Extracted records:
_ _ _ _

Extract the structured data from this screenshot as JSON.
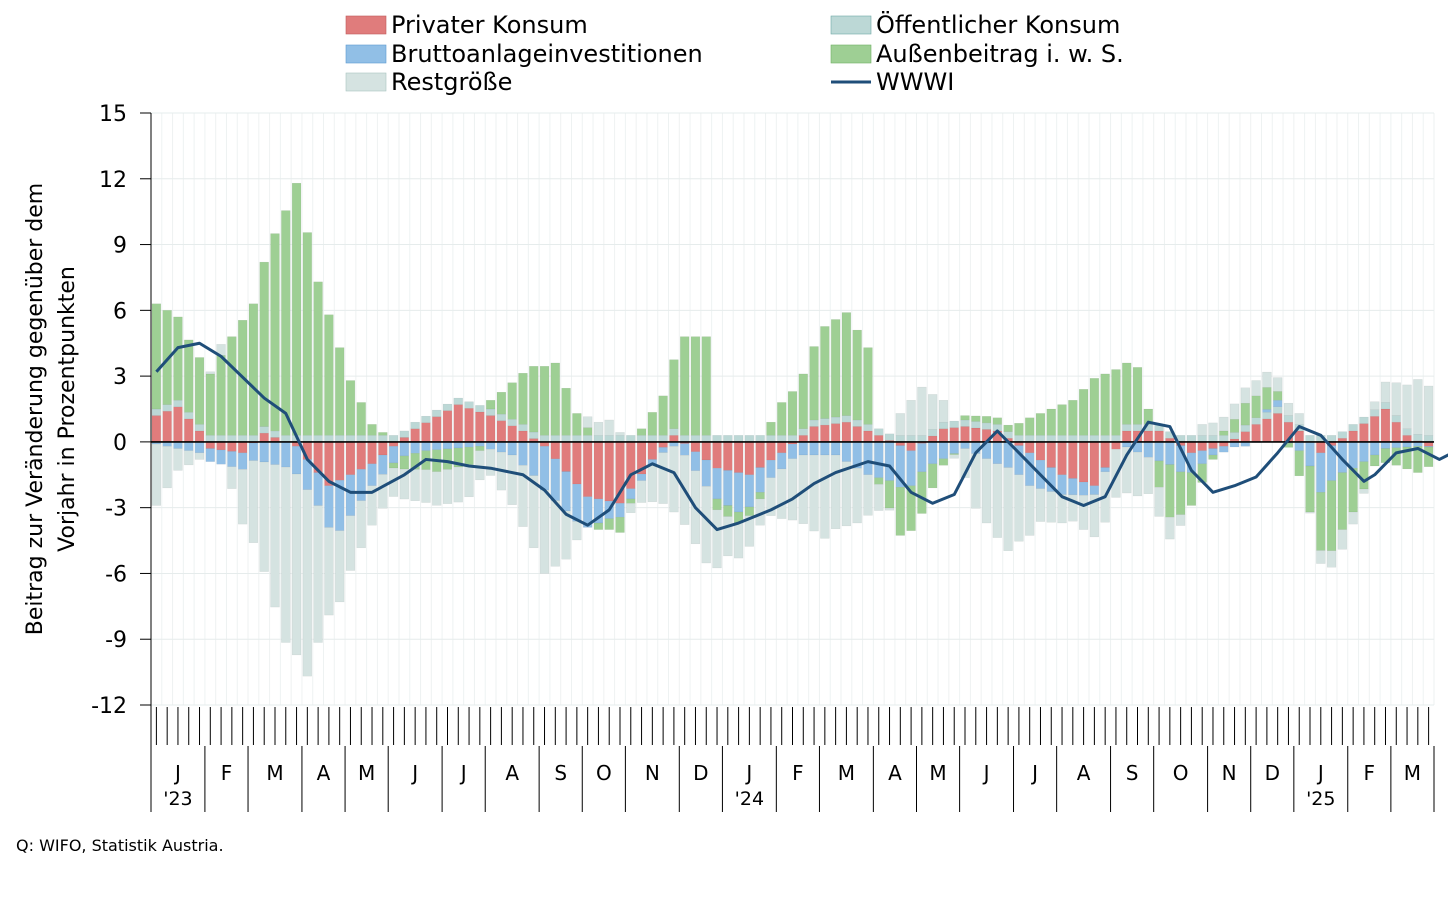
{
  "source_note": "Q: WIFO, Statistik Austria.",
  "chart_data": {
    "type": "bar",
    "stacked": true,
    "ylabel": "Beitrag zur Veränderung gegenüber dem Vorjahr in Prozentpunkten",
    "ylim": [
      -12,
      15
    ],
    "yticks": [
      15,
      12,
      9,
      6,
      3,
      0,
      -3,
      -6,
      -9,
      -12
    ],
    "grid": true,
    "legend_position": "top",
    "month_labels": [
      "J",
      "F",
      "M",
      "A",
      "M",
      "J",
      "J",
      "A",
      "S",
      "O",
      "N",
      "D",
      "J",
      "F",
      "M",
      "A",
      "M",
      "J",
      "J",
      "A",
      "S",
      "O",
      "N",
      "D",
      "J",
      "F",
      "M"
    ],
    "month_weeks": [
      5,
      4,
      5,
      4,
      4,
      5,
      4,
      5,
      4,
      4,
      5,
      4,
      5,
      4,
      5,
      4,
      4,
      5,
      4,
      5,
      4,
      5,
      4,
      4,
      5,
      4,
      4
    ],
    "year_labels": [
      {
        "label": "'23",
        "month_index": 0
      },
      {
        "label": "'24",
        "month_index": 12
      },
      {
        "label": "'25",
        "month_index": 24
      }
    ],
    "colors": {
      "privater": "#e07c7c",
      "oeffentlich": "#bcd8d6",
      "bai": "#91bfe6",
      "aussen": "#9ecf94",
      "rest": "#d5e3e1",
      "wwwi": "#1f4e79"
    },
    "series": [
      {
        "key": "privater",
        "name": "Privater Konsum",
        "keypoints": [
          [
            0,
            1.2
          ],
          [
            2,
            1.6
          ],
          [
            4,
            0.5
          ],
          [
            5,
            -0.3
          ],
          [
            8,
            -0.5
          ],
          [
            10,
            0.4
          ],
          [
            13,
            -0.2
          ],
          [
            16,
            -2
          ],
          [
            20,
            -1
          ],
          [
            24,
            0.6
          ],
          [
            28,
            1.7
          ],
          [
            31,
            1.2
          ],
          [
            34,
            0.5
          ],
          [
            36,
            -0.2
          ],
          [
            40,
            -2.5
          ],
          [
            43,
            -2.8
          ],
          [
            46,
            -0.8
          ],
          [
            48,
            0.3
          ],
          [
            52,
            -1.2
          ],
          [
            55,
            -1.5
          ],
          [
            58,
            -0.5
          ],
          [
            61,
            0.7
          ],
          [
            64,
            0.9
          ],
          [
            67,
            0.3
          ],
          [
            70,
            -0.4
          ],
          [
            73,
            0.6
          ],
          [
            75,
            0.7
          ],
          [
            78,
            0.5
          ],
          [
            81,
            -0.5
          ],
          [
            84,
            -1.5
          ],
          [
            87,
            -2
          ],
          [
            90,
            0.5
          ],
          [
            93,
            0.5
          ],
          [
            96,
            -0.5
          ],
          [
            99,
            -0.2
          ],
          [
            102,
            0.8
          ],
          [
            104,
            1.3
          ],
          [
            106,
            0.5
          ],
          [
            108,
            -0.5
          ],
          [
            111,
            0.5
          ],
          [
            114,
            1.5
          ],
          [
            116,
            0.3
          ],
          [
            118,
            -0.2
          ],
          [
            121,
            0.9
          ],
          [
            124,
            1.2
          ],
          [
            127,
            -0.2
          ],
          [
            130,
            -0.7
          ],
          [
            133,
            -0.5
          ],
          [
            136,
            -0.3
          ]
        ]
      },
      {
        "key": "oeffentlich",
        "name": "Öffentlicher Konsum",
        "keypoints": [
          [
            0,
            0.3
          ],
          [
            136,
            0.3
          ]
        ]
      },
      {
        "key": "bai",
        "name": "Bruttoanlageinvestitionen",
        "keypoints": [
          [
            0,
            -0.1
          ],
          [
            5,
            -0.6
          ],
          [
            9,
            -0.8
          ],
          [
            15,
            -1.5
          ],
          [
            17,
            -2.3
          ],
          [
            20,
            -1
          ],
          [
            25,
            -0.4
          ],
          [
            30,
            -0.2
          ],
          [
            33,
            -0.6
          ],
          [
            36,
            -2
          ],
          [
            39,
            -1.7
          ],
          [
            42,
            -0.8
          ],
          [
            45,
            -0.3
          ],
          [
            48,
            -0.2
          ],
          [
            51,
            -1.2
          ],
          [
            54,
            -1.8
          ],
          [
            57,
            -0.8
          ],
          [
            60,
            -0.6
          ],
          [
            63,
            -0.6
          ],
          [
            66,
            -1.5
          ],
          [
            69,
            -1.9
          ],
          [
            72,
            -1
          ],
          [
            75,
            -0.3
          ],
          [
            78,
            -1
          ],
          [
            81,
            -1.5
          ],
          [
            84,
            -0.9
          ],
          [
            86,
            -0.6
          ],
          [
            89,
            0
          ],
          [
            92,
            -0.7
          ],
          [
            95,
            -1.2
          ],
          [
            98,
            -0.3
          ],
          [
            101,
            -0.2
          ],
          [
            104,
            0.3
          ],
          [
            106,
            -0.4
          ],
          [
            108,
            -1.8
          ],
          [
            111,
            -1.2
          ],
          [
            114,
            -0.3
          ],
          [
            117,
            -0.2
          ],
          [
            120,
            0.3
          ],
          [
            123,
            0.7
          ],
          [
            126,
            -0.1
          ],
          [
            129,
            -0.1
          ],
          [
            132,
            -0.1
          ],
          [
            136,
            0.3
          ]
        ]
      },
      {
        "key": "aussen",
        "name": "Außenbeitrag i. w. S.",
        "keypoints": [
          [
            0,
            4.8
          ],
          [
            3,
            3.3
          ],
          [
            5,
            2.8
          ],
          [
            7,
            4.5
          ],
          [
            9,
            6
          ],
          [
            11,
            9
          ],
          [
            13,
            11.5
          ],
          [
            15,
            7
          ],
          [
            18,
            2.5
          ],
          [
            20,
            0.5
          ],
          [
            23,
            -0.6
          ],
          [
            26,
            -1
          ],
          [
            29,
            -0.8
          ],
          [
            32,
            1
          ],
          [
            35,
            3
          ],
          [
            37,
            3.3
          ],
          [
            39,
            1
          ],
          [
            41,
            -0.3
          ],
          [
            43,
            -0.7
          ],
          [
            45,
            0.3
          ],
          [
            47,
            1.8
          ],
          [
            49,
            4.5
          ],
          [
            51,
            4.5
          ],
          [
            52,
            -0.5
          ],
          [
            54,
            -0.5
          ],
          [
            56,
            -0.3
          ],
          [
            58,
            1.5
          ],
          [
            60,
            2.5
          ],
          [
            62,
            4.2
          ],
          [
            64,
            4.7
          ],
          [
            66,
            3.5
          ],
          [
            67,
            -0.3
          ],
          [
            69,
            -2.2
          ],
          [
            71,
            -1.9
          ],
          [
            73,
            -0.3
          ],
          [
            75,
            0.2
          ],
          [
            77,
            0.3
          ],
          [
            79,
            0.3
          ],
          [
            81,
            0.8
          ],
          [
            83,
            1.2
          ],
          [
            85,
            1.6
          ],
          [
            87,
            2.6
          ],
          [
            89,
            3
          ],
          [
            91,
            2.6
          ],
          [
            93,
            -1.2
          ],
          [
            94,
            -2.4
          ],
          [
            96,
            -1.5
          ],
          [
            98,
            -0.2
          ],
          [
            101,
            1
          ],
          [
            103,
            1
          ],
          [
            105,
            -0.2
          ],
          [
            107,
            -2.1
          ],
          [
            109,
            -3.2
          ],
          [
            111,
            -2
          ],
          [
            113,
            -0.5
          ],
          [
            115,
            -0.8
          ],
          [
            117,
            -1.2
          ],
          [
            119,
            -0.6
          ],
          [
            121,
            -0.2
          ],
          [
            124,
            0
          ],
          [
            126,
            -0.3
          ],
          [
            128,
            -0.8
          ],
          [
            130,
            -1.2
          ],
          [
            133,
            -0.6
          ],
          [
            136,
            -0.4
          ]
        ]
      },
      {
        "key": "rest",
        "name": "Restgröße",
        "keypoints": [
          [
            0,
            -2.8
          ],
          [
            2,
            -1
          ],
          [
            4,
            -0.3
          ],
          [
            6,
            0.5
          ],
          [
            8,
            -2.5
          ],
          [
            10,
            -5
          ],
          [
            12,
            -8
          ],
          [
            14,
            -8.5
          ],
          [
            16,
            -4
          ],
          [
            18,
            -2.5
          ],
          [
            20,
            -1.8
          ],
          [
            22,
            -1.3
          ],
          [
            25,
            -1.5
          ],
          [
            28,
            -1.6
          ],
          [
            31,
            -1.2
          ],
          [
            34,
            -2.8
          ],
          [
            36,
            -3.8
          ],
          [
            38,
            -2.2
          ],
          [
            40,
            0.5
          ],
          [
            42,
            0.7
          ],
          [
            45,
            -1
          ],
          [
            48,
            -3
          ],
          [
            51,
            -3.5
          ],
          [
            53,
            -1.8
          ],
          [
            56,
            -1.2
          ],
          [
            59,
            -2.8
          ],
          [
            62,
            -3.8
          ],
          [
            65,
            -2.5
          ],
          [
            67,
            -1.2
          ],
          [
            69,
            1
          ],
          [
            71,
            2.2
          ],
          [
            73,
            1
          ],
          [
            76,
            -2.5
          ],
          [
            79,
            -3.8
          ],
          [
            82,
            -1.5
          ],
          [
            85,
            -1.2
          ],
          [
            88,
            -2.3
          ],
          [
            91,
            -2
          ],
          [
            94,
            -1
          ],
          [
            97,
            0.5
          ],
          [
            100,
            0.7
          ],
          [
            103,
            0.7
          ],
          [
            106,
            0.5
          ],
          [
            108,
            -0.6
          ],
          [
            110,
            -0.9
          ],
          [
            112,
            -0.2
          ],
          [
            115,
            1.5
          ],
          [
            117,
            2.5
          ],
          [
            119,
            2
          ],
          [
            121,
            0.4
          ],
          [
            124,
            0.5
          ],
          [
            127,
            0.3
          ],
          [
            130,
            0.8
          ],
          [
            133,
            0.6
          ],
          [
            136,
            0.8
          ]
        ]
      }
    ],
    "line_series": {
      "key": "wwwi",
      "name": "WWWI",
      "points": [
        [
          0,
          3.2
        ],
        [
          2,
          4.3
        ],
        [
          4,
          4.5
        ],
        [
          6,
          3.9
        ],
        [
          10,
          2
        ],
        [
          12,
          1.3
        ],
        [
          14,
          -0.8
        ],
        [
          16,
          -1.8
        ],
        [
          18,
          -2.3
        ],
        [
          20,
          -2.3
        ],
        [
          23,
          -1.5
        ],
        [
          25,
          -0.8
        ],
        [
          27,
          -0.9
        ],
        [
          29,
          -1.1
        ],
        [
          31,
          -1.2
        ],
        [
          34,
          -1.5
        ],
        [
          36,
          -2.2
        ],
        [
          38,
          -3.3
        ],
        [
          40,
          -3.8
        ],
        [
          42,
          -3.1
        ],
        [
          44,
          -1.5
        ],
        [
          46,
          -1
        ],
        [
          48,
          -1.4
        ],
        [
          50,
          -3
        ],
        [
          52,
          -4
        ],
        [
          54,
          -3.7
        ],
        [
          57,
          -3.1
        ],
        [
          59,
          -2.6
        ],
        [
          61,
          -1.9
        ],
        [
          63,
          -1.4
        ],
        [
          66,
          -0.9
        ],
        [
          68,
          -1.1
        ],
        [
          70,
          -2.3
        ],
        [
          72,
          -2.8
        ],
        [
          74,
          -2.4
        ],
        [
          76,
          -0.5
        ],
        [
          78,
          0.5
        ],
        [
          80,
          -0.5
        ],
        [
          82,
          -1.5
        ],
        [
          84,
          -2.5
        ],
        [
          86,
          -2.9
        ],
        [
          88,
          -2.5
        ],
        [
          90,
          -0.6
        ],
        [
          92,
          0.9
        ],
        [
          94,
          0.7
        ],
        [
          96,
          -1.3
        ],
        [
          98,
          -2.3
        ],
        [
          100,
          -2
        ],
        [
          102,
          -1.6
        ],
        [
          104,
          -0.5
        ],
        [
          106,
          0.7
        ],
        [
          108,
          0.3
        ],
        [
          110,
          -0.8
        ],
        [
          112,
          -1.8
        ],
        [
          113,
          -1.5
        ],
        [
          115,
          -0.5
        ],
        [
          117,
          -0.3
        ],
        [
          119,
          -0.8
        ],
        [
          121,
          -0.3
        ],
        [
          123,
          0.5
        ],
        [
          125,
          0.8
        ],
        [
          127,
          -0.3
        ],
        [
          129,
          -1
        ],
        [
          131,
          -1.2
        ],
        [
          133,
          -0.8
        ],
        [
          135,
          0
        ],
        [
          136,
          0.3
        ]
      ]
    }
  }
}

_ _ _ _

■ **Problem requirements**: Scan the listing above for the word "name" and show each line where it is found.

■ **Result for this task**:
        "name": "Privater Konsum",
        "name": "Öffentlicher Konsum",
        "name": "Bruttoanlageinvestitionen",
        "name": "Außenbeitrag i. w. S.",
        "name": "Restgröße",
      "name": "WWWI",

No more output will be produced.